■ The request:
Extract every line from the records below that contains the word "warning".
▬▬▬▬▬▬
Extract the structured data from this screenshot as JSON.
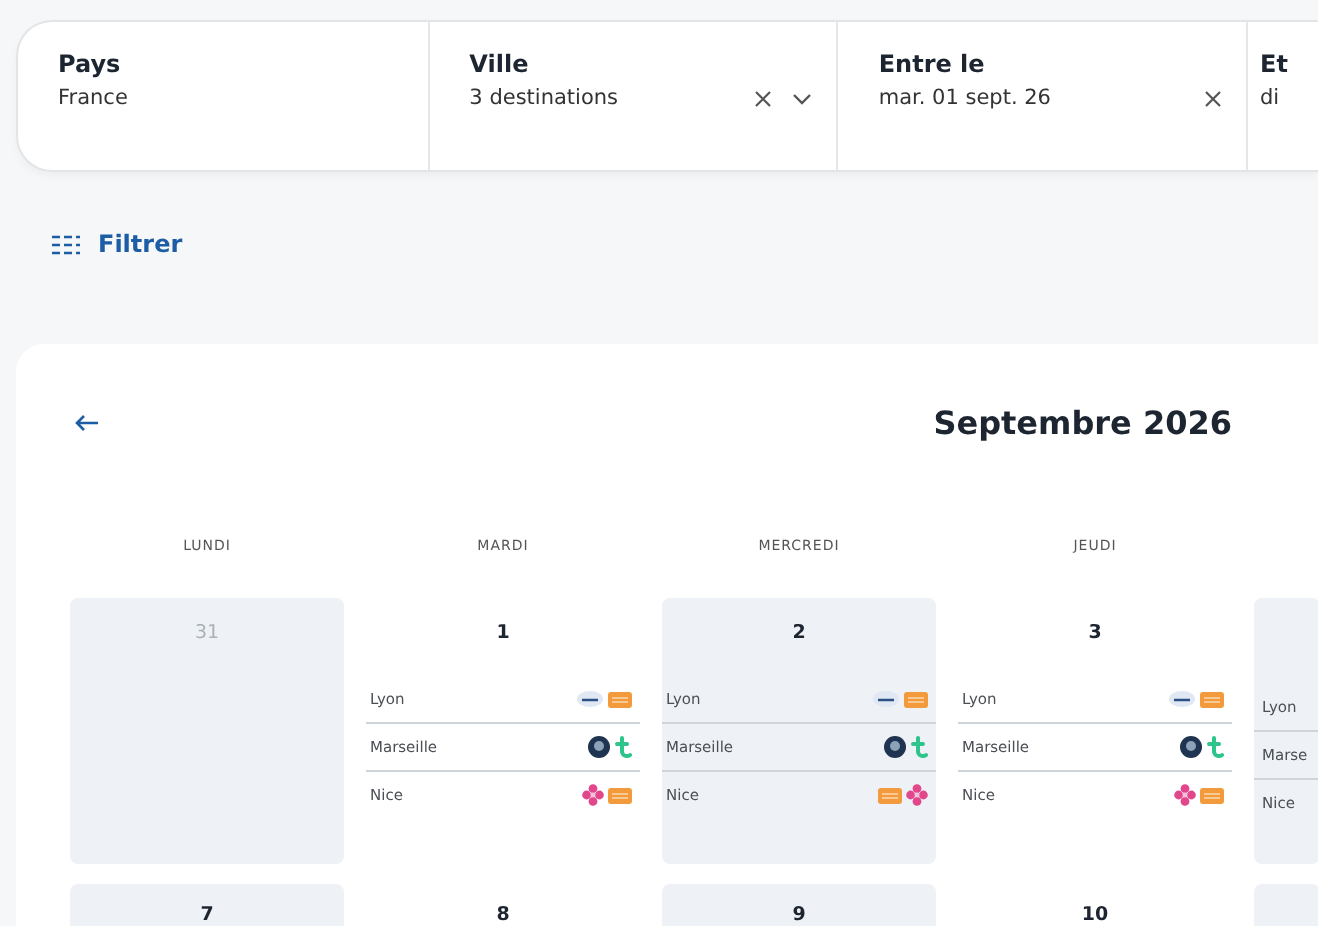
{
  "filters": [
    {
      "label": "Pays",
      "value": "France",
      "clearable": false,
      "dropdown": false
    },
    {
      "label": "Ville",
      "value": "3 destinations",
      "clearable": true,
      "dropdown": true
    },
    {
      "label": "Entre le",
      "value": "mar. 01 sept. 26",
      "clearable": true,
      "dropdown": false
    },
    {
      "label": "Et",
      "value": "di",
      "clearable": false,
      "dropdown": false
    }
  ],
  "filter_button": {
    "label": "Filtrer"
  },
  "calendar": {
    "title": "Septembre 2026",
    "weekdays": [
      "LUNDI",
      "MARDI",
      "MERCREDI",
      "JEUDI"
    ],
    "weeks": [
      [
        {
          "day": "31",
          "outside": true,
          "shaded": true
        },
        {
          "day": "1",
          "outside": false,
          "shaded": false,
          "entries": [
            {
              "city": "Lyon",
              "logos": [
                {
                  "kind": "oval"
                },
                {
                  "kind": "tag"
                }
              ]
            },
            {
              "city": "Marseille",
              "logos": [
                {
                  "kind": "globe"
                },
                {
                  "kind": "hook"
                }
              ]
            },
            {
              "city": "Nice",
              "logos": [
                {
                  "kind": "flower"
                },
                {
                  "kind": "tag"
                }
              ]
            }
          ]
        },
        {
          "day": "2",
          "outside": false,
          "shaded": true,
          "entries": [
            {
              "city": "Lyon",
              "logos": [
                {
                  "kind": "oval"
                },
                {
                  "kind": "tag"
                }
              ]
            },
            {
              "city": "Marseille",
              "logos": [
                {
                  "kind": "globe"
                },
                {
                  "kind": "hook"
                }
              ]
            },
            {
              "city": "Nice",
              "logos": [
                {
                  "kind": "tag"
                },
                {
                  "kind": "flower"
                }
              ]
            }
          ]
        },
        {
          "day": "3",
          "outside": false,
          "shaded": false,
          "entries": [
            {
              "city": "Lyon",
              "logos": [
                {
                  "kind": "oval"
                },
                {
                  "kind": "tag"
                }
              ]
            },
            {
              "city": "Marseille",
              "logos": [
                {
                  "kind": "globe"
                },
                {
                  "kind": "hook"
                }
              ]
            },
            {
              "city": "Nice",
              "logos": [
                {
                  "kind": "flower"
                },
                {
                  "kind": "tag"
                }
              ]
            }
          ]
        },
        {
          "shaded": true,
          "entries": [
            {
              "city": "Lyon"
            },
            {
              "city": "Marse"
            },
            {
              "city": "Nice"
            }
          ]
        }
      ],
      [
        {
          "day": "7",
          "outside": false,
          "shaded": true
        },
        {
          "day": "8",
          "outside": false,
          "shaded": false
        },
        {
          "day": "9",
          "outside": false,
          "shaded": true
        },
        {
          "day": "10",
          "outside": false,
          "shaded": false
        },
        {
          "shaded": true
        }
      ]
    ]
  }
}
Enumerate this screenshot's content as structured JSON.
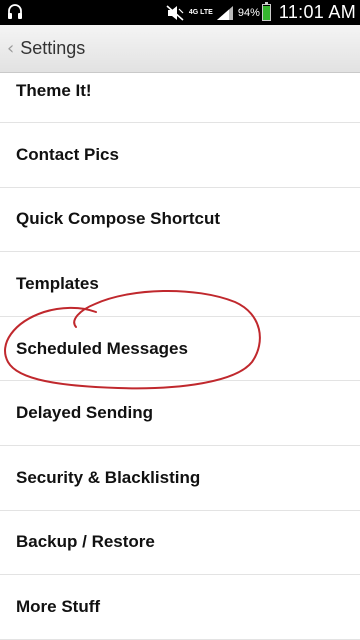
{
  "status_bar": {
    "network": "4G LTE",
    "battery_percent": "94%",
    "battery_level": 0.94,
    "time": "11:01 AM",
    "icons": [
      "headphones-icon",
      "mute-icon",
      "signal-icon",
      "battery-icon"
    ]
  },
  "action_bar": {
    "title": "Settings",
    "back_icon": "chevron-left-icon"
  },
  "settings_items": [
    {
      "label": "Theme It!"
    },
    {
      "label": "Contact Pics"
    },
    {
      "label": "Quick Compose Shortcut"
    },
    {
      "label": "Templates"
    },
    {
      "label": "Scheduled Messages"
    },
    {
      "label": "Delayed Sending"
    },
    {
      "label": "Security & Blacklisting"
    },
    {
      "label": "Backup / Restore"
    },
    {
      "label": "More Stuff"
    }
  ],
  "colors": {
    "annotation_circle": "#c0282d",
    "battery": "#36b52f"
  }
}
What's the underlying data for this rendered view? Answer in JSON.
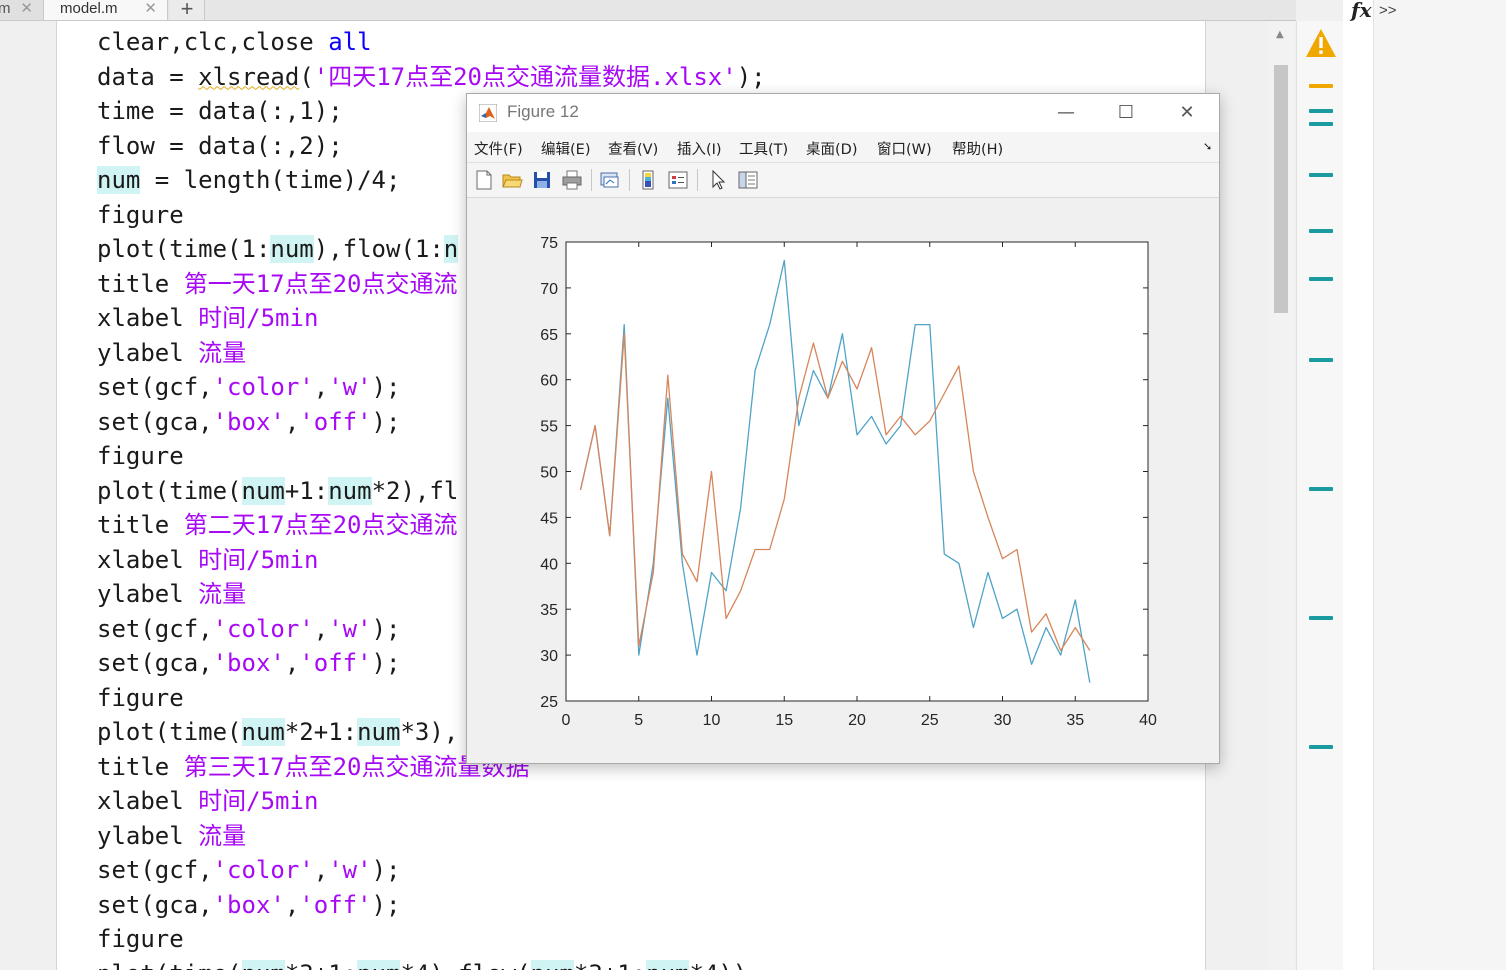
{
  "editor": {
    "tabs": [
      {
        "label": "m"
      },
      {
        "label": "model.m"
      }
    ],
    "add_tab_label": "+",
    "close_glyph": "✕",
    "lines": [
      [
        {
          "t": "clear,clc,close "
        },
        {
          "t": "all",
          "c": "kw"
        }
      ],
      [
        {
          "t": "data = "
        },
        {
          "t": "xlsread",
          "c": "sq"
        },
        {
          "t": "("
        },
        {
          "t": "'四天17点至20点交通流量数据.xlsx'",
          "c": "str"
        },
        {
          "t": ");"
        }
      ],
      [
        {
          "t": "time = data(:,1);"
        }
      ],
      [
        {
          "t": "flow = data(:,2);"
        }
      ],
      [
        {
          "t": "num",
          "c": "hl"
        },
        {
          "t": " = length(time)/4;"
        }
      ],
      [
        {
          "t": "figure"
        }
      ],
      [
        {
          "t": "plot(time(1:"
        },
        {
          "t": "num",
          "c": "hl"
        },
        {
          "t": "),flow(1:"
        },
        {
          "t": "n",
          "c": "hl"
        }
      ],
      [
        {
          "t": "title "
        },
        {
          "t": "第一天17点至20点交通流",
          "c": "cmd"
        }
      ],
      [
        {
          "t": "xlabel "
        },
        {
          "t": "时间/5min",
          "c": "cmd"
        }
      ],
      [
        {
          "t": "ylabel "
        },
        {
          "t": "流量",
          "c": "cmd"
        }
      ],
      [
        {
          "t": "set(gcf,"
        },
        {
          "t": "'color'",
          "c": "str"
        },
        {
          "t": ","
        },
        {
          "t": "'w'",
          "c": "str"
        },
        {
          "t": ");"
        }
      ],
      [
        {
          "t": "set(gca,"
        },
        {
          "t": "'box'",
          "c": "str"
        },
        {
          "t": ","
        },
        {
          "t": "'off'",
          "c": "str"
        },
        {
          "t": ");"
        }
      ],
      [
        {
          "t": "figure"
        }
      ],
      [
        {
          "t": "plot(time("
        },
        {
          "t": "num",
          "c": "hl"
        },
        {
          "t": "+1:"
        },
        {
          "t": "num",
          "c": "hl"
        },
        {
          "t": "*2),fl"
        }
      ],
      [
        {
          "t": "title "
        },
        {
          "t": "第二天17点至20点交通流",
          "c": "cmd"
        }
      ],
      [
        {
          "t": "xlabel "
        },
        {
          "t": "时间/5min",
          "c": "cmd"
        }
      ],
      [
        {
          "t": "ylabel "
        },
        {
          "t": "流量",
          "c": "cmd"
        }
      ],
      [
        {
          "t": "set(gcf,"
        },
        {
          "t": "'color'",
          "c": "str"
        },
        {
          "t": ","
        },
        {
          "t": "'w'",
          "c": "str"
        },
        {
          "t": ");"
        }
      ],
      [
        {
          "t": "set(gca,"
        },
        {
          "t": "'box'",
          "c": "str"
        },
        {
          "t": ","
        },
        {
          "t": "'off'",
          "c": "str"
        },
        {
          "t": ");"
        }
      ],
      [
        {
          "t": "figure"
        }
      ],
      [
        {
          "t": "plot(time("
        },
        {
          "t": "num",
          "c": "hl"
        },
        {
          "t": "*2+1:"
        },
        {
          "t": "num",
          "c": "hl"
        },
        {
          "t": "*3),"
        }
      ],
      [
        {
          "t": "title "
        },
        {
          "t": "第三天17点至20点交通流量数据",
          "c": "cmd"
        }
      ],
      [
        {
          "t": "xlabel "
        },
        {
          "t": "时间/5min",
          "c": "cmd"
        }
      ],
      [
        {
          "t": "ylabel "
        },
        {
          "t": "流量",
          "c": "cmd"
        }
      ],
      [
        {
          "t": "set(gcf,"
        },
        {
          "t": "'color'",
          "c": "str"
        },
        {
          "t": ","
        },
        {
          "t": "'w'",
          "c": "str"
        },
        {
          "t": ");"
        }
      ],
      [
        {
          "t": "set(gca,"
        },
        {
          "t": "'box'",
          "c": "str"
        },
        {
          "t": ","
        },
        {
          "t": "'off'",
          "c": "str"
        },
        {
          "t": ");"
        }
      ],
      [
        {
          "t": "figure"
        }
      ],
      [
        {
          "t": "plot(time("
        },
        {
          "t": "num",
          "c": "hl"
        },
        {
          "t": "*3+1:"
        },
        {
          "t": "num",
          "c": "hl"
        },
        {
          "t": "*4),flow("
        },
        {
          "t": "num",
          "c": "hl"
        },
        {
          "t": "*3+1:"
        },
        {
          "t": "num",
          "c": "hl"
        },
        {
          "t": "*4))"
        }
      ]
    ]
  },
  "analyzer": {
    "warning_icon": "warning-triangle-icon",
    "colors": {
      "marker": "#1a9ba0",
      "warning": "#f0a800"
    }
  },
  "command_strip": {
    "fx_label": "fx",
    "more_label": ">>"
  },
  "figure_window": {
    "title": "Figure 12",
    "app_icon": "matlab-icon",
    "window_controls": {
      "minimize": "—",
      "maximize": "☐",
      "close": "✕"
    },
    "menus": [
      "文件(F)",
      "编辑(E)",
      "查看(V)",
      "插入(I)",
      "工具(T)",
      "桌面(D)",
      "窗口(W)",
      "帮助(H)"
    ],
    "toolbar_icons": [
      "new-figure-icon",
      "open-file-icon",
      "save-icon",
      "print-icon",
      "link-plot-icon",
      "colorbar-icon",
      "legend-icon",
      "pointer-icon",
      "property-inspector-icon"
    ]
  },
  "chart_data": {
    "type": "line",
    "title": "",
    "xlabel": "",
    "ylabel": "",
    "xlim": [
      0,
      40
    ],
    "ylim": [
      25,
      75
    ],
    "xticks": [
      0,
      5,
      10,
      15,
      20,
      25,
      30,
      35,
      40
    ],
    "yticks": [
      25,
      30,
      35,
      40,
      45,
      50,
      55,
      60,
      65,
      70,
      75
    ],
    "grid": false,
    "box": true,
    "series": [
      {
        "color": "#4fa3c9",
        "x": [
          1,
          2,
          3,
          4,
          5,
          6,
          7,
          8,
          9,
          10,
          11,
          12,
          13,
          14,
          15,
          16,
          17,
          18,
          19,
          20,
          21,
          22,
          23,
          24,
          25,
          26,
          27,
          28,
          29,
          30,
          31,
          32,
          33,
          34,
          35,
          36
        ],
        "y": [
          48,
          55,
          43,
          66,
          30,
          40,
          58,
          40,
          30,
          39,
          37,
          46,
          61,
          66,
          73,
          55,
          61,
          58,
          65,
          54,
          56,
          53,
          55,
          66,
          66,
          41,
          40,
          33,
          39,
          34,
          35,
          29,
          33,
          30,
          36,
          27
        ]
      },
      {
        "color": "#d8855a",
        "x": [
          1,
          2,
          3,
          4,
          5,
          6,
          7,
          8,
          9,
          10,
          11,
          12,
          13,
          14,
          15,
          16,
          17,
          18,
          19,
          20,
          21,
          22,
          23,
          24,
          25,
          26,
          27,
          28,
          29,
          30,
          31,
          32,
          33,
          34,
          35,
          36
        ],
        "y": [
          48,
          55,
          43,
          65,
          31,
          39,
          60.5,
          41,
          38,
          50,
          34,
          37,
          41.5,
          41.5,
          47,
          58,
          64,
          58,
          62,
          59,
          63.5,
          54,
          56,
          54,
          55.5,
          58.5,
          61.5,
          50,
          45,
          40.5,
          41.5,
          32.5,
          34.5,
          30.5,
          33,
          30.5
        ]
      }
    ]
  }
}
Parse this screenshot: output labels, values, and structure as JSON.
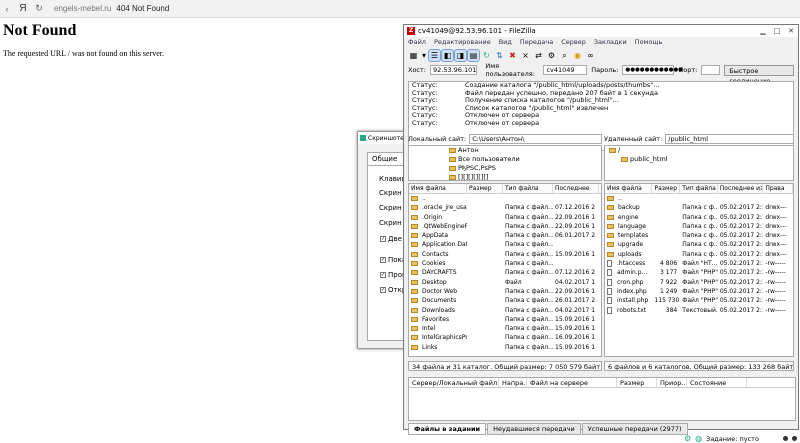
{
  "browser": {
    "host": "engels-mebel.ru",
    "page_title": "404 Not Found"
  },
  "page": {
    "heading": "Not Found",
    "message": "The requested URL / was not found on this server."
  },
  "screenshot_dialog": {
    "title": "Скриншоте",
    "tab": "Общие",
    "labels": [
      "Клавиш",
      "Скрин",
      "Скрин",
      "Скрин"
    ],
    "checks": [
      {
        "label": "Две с",
        "checked": true
      },
      {
        "label": "Пока",
        "checked": true
      },
      {
        "label": "Проиг",
        "checked": true
      },
      {
        "label": "Откр",
        "checked": true
      }
    ]
  },
  "filezilla": {
    "title": "cv41049@92.53.96.101 - FileZilla",
    "menu": [
      "Файл",
      "Редактирование",
      "Вид",
      "Передача",
      "Сервер",
      "Закладки",
      "Помощь"
    ],
    "quickconnect": {
      "host_label": "Хост:",
      "host": "92.53.96.101",
      "user_label": "Имя пользователя:",
      "user": "cv41049",
      "pass_label": "Пароль:",
      "pass": "●●●●●●●●●●●●",
      "port_label": "Порт:",
      "port": "",
      "button": "Быстрое соединение"
    },
    "log": [
      {
        "k": "Статус:",
        "v": "Создание каталога \"/public_html/uploads/posts/thumbs\"..."
      },
      {
        "k": "Статус:",
        "v": "Файл передан успешно, передано 207 байт в 1 секунда"
      },
      {
        "k": "Статус:",
        "v": "Получение списка каталогов \"/public_html\"..."
      },
      {
        "k": "Статус:",
        "v": "Список каталогов \"/public_html\" извлечен"
      },
      {
        "k": "Статус:",
        "v": "Отключен от сервера"
      },
      {
        "k": "Статус:",
        "v": "Отключен от сервера"
      }
    ],
    "local": {
      "path_label": "Локальный сайт:",
      "path": "C:\\Users\\Антон\\",
      "tree": [
        "Антон",
        "Все пользователи",
        "PђPSC,PsPS",
        "[][][][][][]"
      ],
      "headers": [
        "Имя файла",
        "Размер",
        "Тип файла",
        "Последнее"
      ],
      "files": [
        {
          "name": "..",
          "size": "",
          "type": "",
          "date": ""
        },
        {
          "name": ".oracle_jre_usage",
          "size": "",
          "type": "Папка с файл...",
          "date": "07.12.2016 2"
        },
        {
          "name": ".Origin",
          "size": "",
          "type": "Папка с файл...",
          "date": "22.09.2016 1"
        },
        {
          "name": ".QtWebEnginePr...",
          "size": "",
          "type": "Папка с файл...",
          "date": "22.09.2016 1"
        },
        {
          "name": "AppData",
          "size": "",
          "type": "Папка с файл...",
          "date": "06.01.2017 2"
        },
        {
          "name": "Application Data",
          "size": "",
          "type": "Папка с файл...",
          "date": ""
        },
        {
          "name": "Contacts",
          "size": "",
          "type": "Папка с файл...",
          "date": "15.09.2016 1"
        },
        {
          "name": "Cookies",
          "size": "",
          "type": "Папка с файл...",
          "date": ""
        },
        {
          "name": "DAYCRAFTS",
          "size": "",
          "type": "Папка с файл...",
          "date": "07.12.2016 2"
        },
        {
          "name": "Desktop",
          "size": "",
          "type": "Файл",
          "date": "04.02.2017 1"
        },
        {
          "name": "Doctor Web",
          "size": "",
          "type": "Папка с файл...",
          "date": "22.09.2016 1"
        },
        {
          "name": "Documents",
          "size": "",
          "type": "Папка с файл...",
          "date": "26.01.2017 2"
        },
        {
          "name": "Downloads",
          "size": "",
          "type": "Папка с файл...",
          "date": "04.02.2017 1"
        },
        {
          "name": "Favorites",
          "size": "",
          "type": "Папка с файл...",
          "date": "15.09.2016 1"
        },
        {
          "name": "Intel",
          "size": "",
          "type": "Папка с файл...",
          "date": "15.09.2016 1"
        },
        {
          "name": "IntelGraphicsPro...",
          "size": "",
          "type": "Папка с файл...",
          "date": "16.09.2016 1"
        },
        {
          "name": "Links",
          "size": "",
          "type": "Папка с файл...",
          "date": "15.09.2016 1"
        }
      ],
      "status": "34 файла и 31 каталог. Общий размер: 7 050 579 байт"
    },
    "remote": {
      "path_label": "Удаленный сайт:",
      "path": "/public_html",
      "tree": [
        "/",
        "public_html"
      ],
      "headers": [
        "Имя файла",
        "Размер",
        "Тип файла",
        "Последнее из",
        "Права"
      ],
      "files": [
        {
          "name": "..",
          "size": "",
          "type": "",
          "date": "",
          "perm": "",
          "dir": true
        },
        {
          "name": "backup",
          "size": "",
          "type": "Папка с ф...",
          "date": "05.02.2017 2:13...",
          "perm": "drwx---",
          "dir": true
        },
        {
          "name": "engine",
          "size": "",
          "type": "Папка с ф...",
          "date": "05.02.2017 2:13...",
          "perm": "drwx---",
          "dir": true
        },
        {
          "name": "language",
          "size": "",
          "type": "Папка с ф...",
          "date": "05.02.2017 2:13...",
          "perm": "drwx---",
          "dir": true
        },
        {
          "name": "templates",
          "size": "",
          "type": "Папка с ф...",
          "date": "05.02.2017 2:13...",
          "perm": "drwx---",
          "dir": true
        },
        {
          "name": "upgrade",
          "size": "",
          "type": "Папка с ф...",
          "date": "05.02.2017 2:13...",
          "perm": "drwx---",
          "dir": true
        },
        {
          "name": "uploads",
          "size": "",
          "type": "Папка с ф...",
          "date": "05.02.2017 2:13...",
          "perm": "drwx---",
          "dir": true
        },
        {
          "name": ".htaccess",
          "size": "4 806",
          "type": "Файл \"НТ...",
          "date": "05.02.2017 2:13...",
          "perm": "-rw-----",
          "dir": false
        },
        {
          "name": "admin.p...",
          "size": "3 177",
          "type": "Файл \"PHP\"",
          "date": "05.02.2017 2:13...",
          "perm": "-rw-----",
          "dir": false
        },
        {
          "name": "cron.php",
          "size": "7 922",
          "type": "Файл \"PHP\"",
          "date": "05.02.2017 2:13...",
          "perm": "-rw-----",
          "dir": false
        },
        {
          "name": "index.php",
          "size": "1 249",
          "type": "Файл \"PHP\"",
          "date": "05.02.2017 2:13...",
          "perm": "-rw-----",
          "dir": false
        },
        {
          "name": "install.php",
          "size": "115 730",
          "type": "Файл \"PHP\"",
          "date": "05.02.2017 2:13...",
          "perm": "-rw-----",
          "dir": false
        },
        {
          "name": "robots.txt",
          "size": "384",
          "type": "Текстовый...",
          "date": "05.02.2017 2:13...",
          "perm": "-rw-----",
          "dir": false
        }
      ],
      "status": "6 файлов и 6 каталогов. Общий размер: 133 268 байт"
    },
    "queue": {
      "headers": [
        "Сервер/Локальный файл",
        "Напра...",
        "Файл на сервере",
        "Размер",
        "Приор...",
        "Состояние"
      ],
      "tabs": [
        "Файлы в задании",
        "Неудавшиеся передачи",
        "Успешные передачи (2977)"
      ],
      "status": "Задание: пусто"
    }
  }
}
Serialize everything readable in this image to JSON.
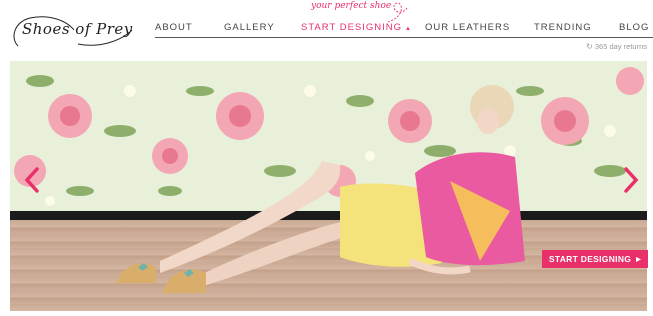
▬▬▬▬▬▬
■ Full solution:
    "warning_icon": "warning-triangle-icon",
      "warning": "#f0a800"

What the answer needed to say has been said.